■ **WORK TO COMPLETE**:
Pick out the lines in the listing below that contain the word "structured" and copy them.

■ **DATA TO USE**:
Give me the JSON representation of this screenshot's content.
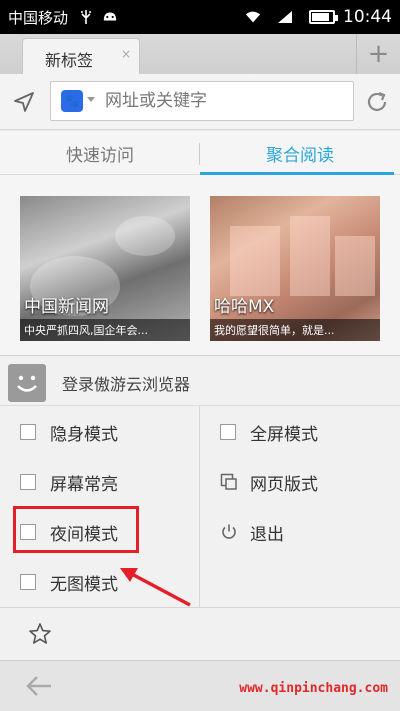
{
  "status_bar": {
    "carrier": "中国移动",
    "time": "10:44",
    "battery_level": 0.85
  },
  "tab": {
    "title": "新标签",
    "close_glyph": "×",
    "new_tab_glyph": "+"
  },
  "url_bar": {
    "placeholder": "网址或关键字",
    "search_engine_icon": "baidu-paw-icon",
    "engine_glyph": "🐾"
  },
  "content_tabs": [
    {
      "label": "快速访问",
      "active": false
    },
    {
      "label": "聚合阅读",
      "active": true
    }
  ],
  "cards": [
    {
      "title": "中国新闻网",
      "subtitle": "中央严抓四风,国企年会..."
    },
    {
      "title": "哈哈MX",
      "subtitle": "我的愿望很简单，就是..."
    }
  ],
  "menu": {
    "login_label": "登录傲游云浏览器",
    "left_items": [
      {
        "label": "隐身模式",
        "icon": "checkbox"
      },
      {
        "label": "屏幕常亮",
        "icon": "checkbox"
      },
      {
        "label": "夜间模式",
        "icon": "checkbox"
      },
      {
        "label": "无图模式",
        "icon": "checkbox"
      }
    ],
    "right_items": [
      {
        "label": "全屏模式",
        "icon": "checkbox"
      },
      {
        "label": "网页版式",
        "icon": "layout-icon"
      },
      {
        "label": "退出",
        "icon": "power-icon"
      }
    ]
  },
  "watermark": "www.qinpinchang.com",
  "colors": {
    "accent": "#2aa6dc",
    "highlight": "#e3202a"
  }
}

--

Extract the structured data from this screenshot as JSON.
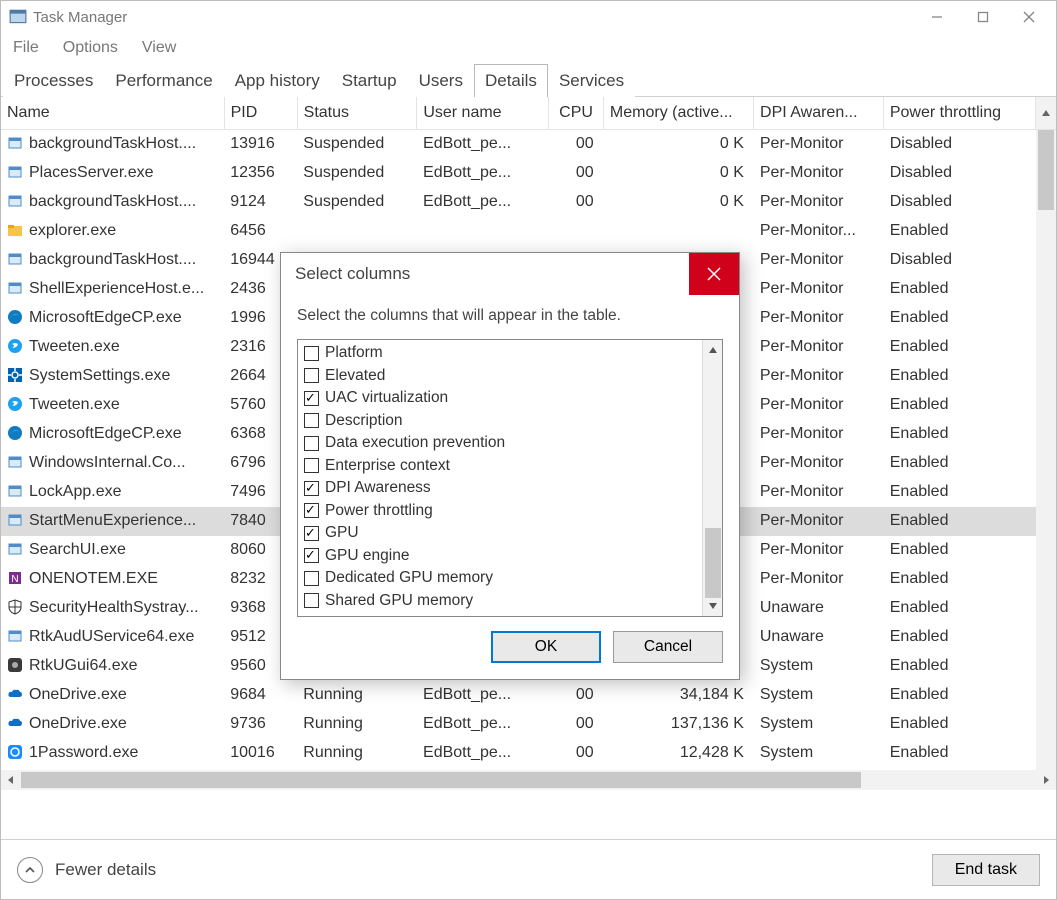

==

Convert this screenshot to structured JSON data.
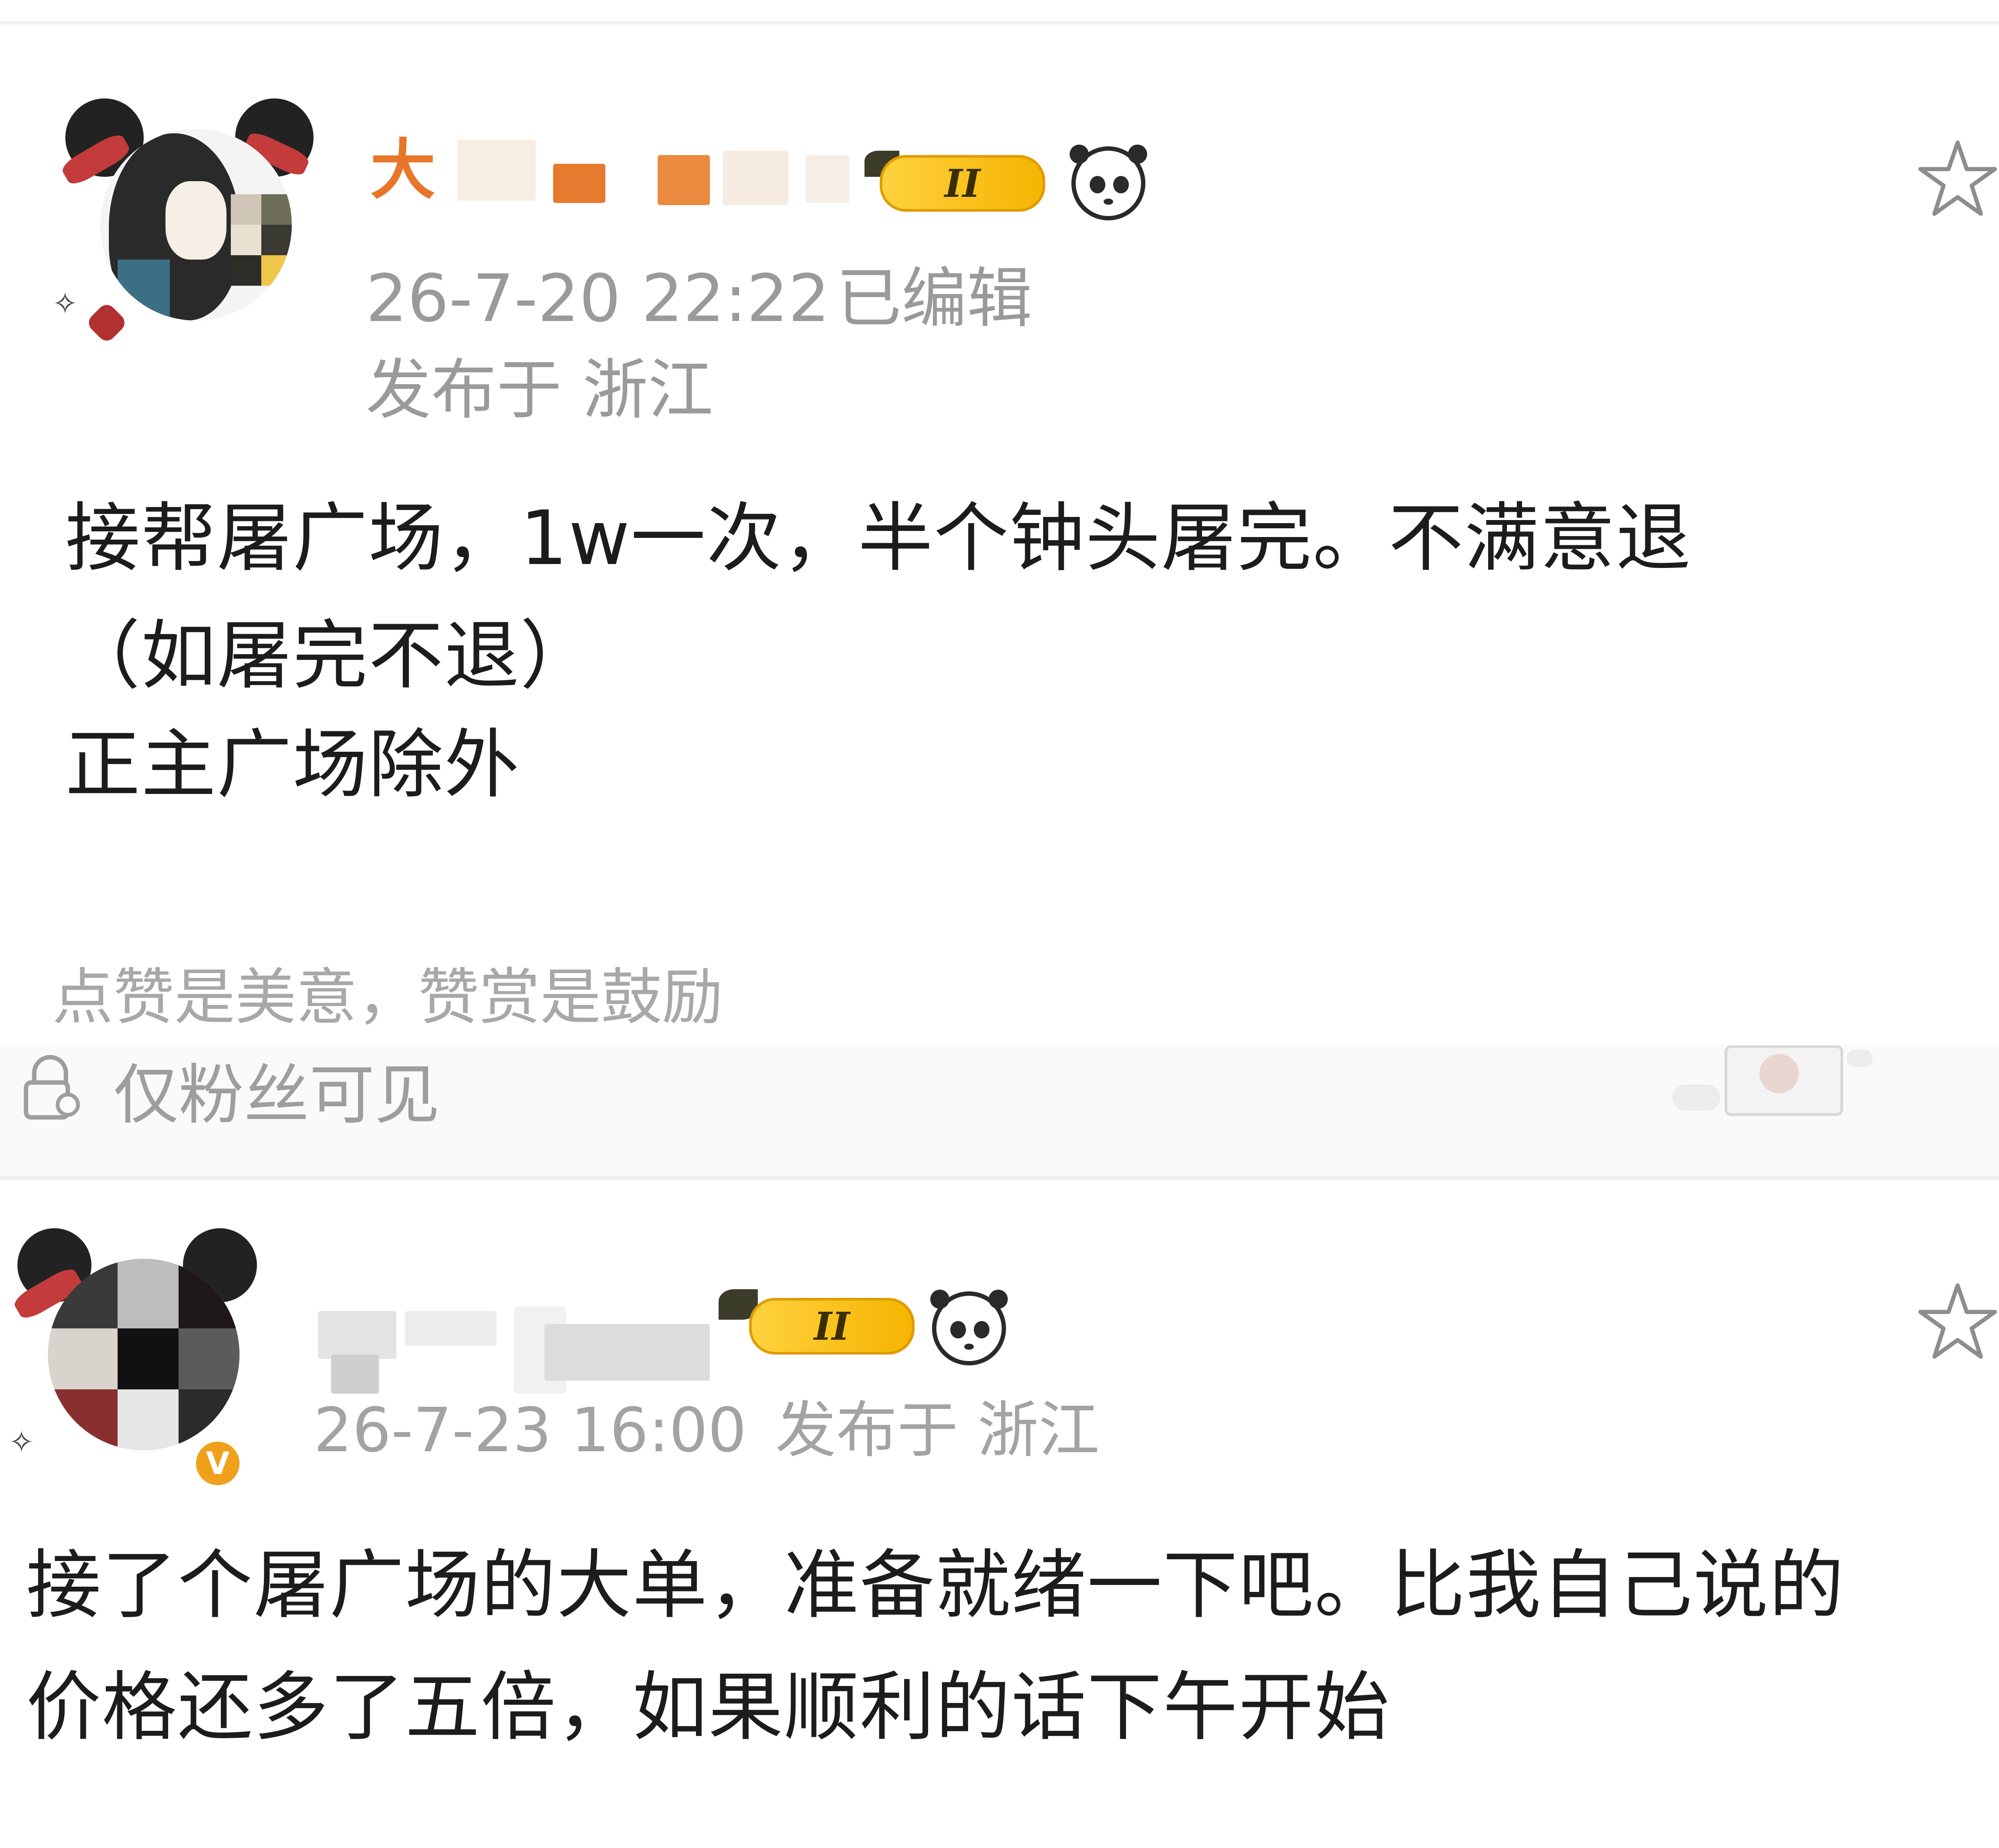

■ **ANSWER BELOW**:
Extract the structured data from this screenshot as JSON.
Convert this screenshot to structured JSON data.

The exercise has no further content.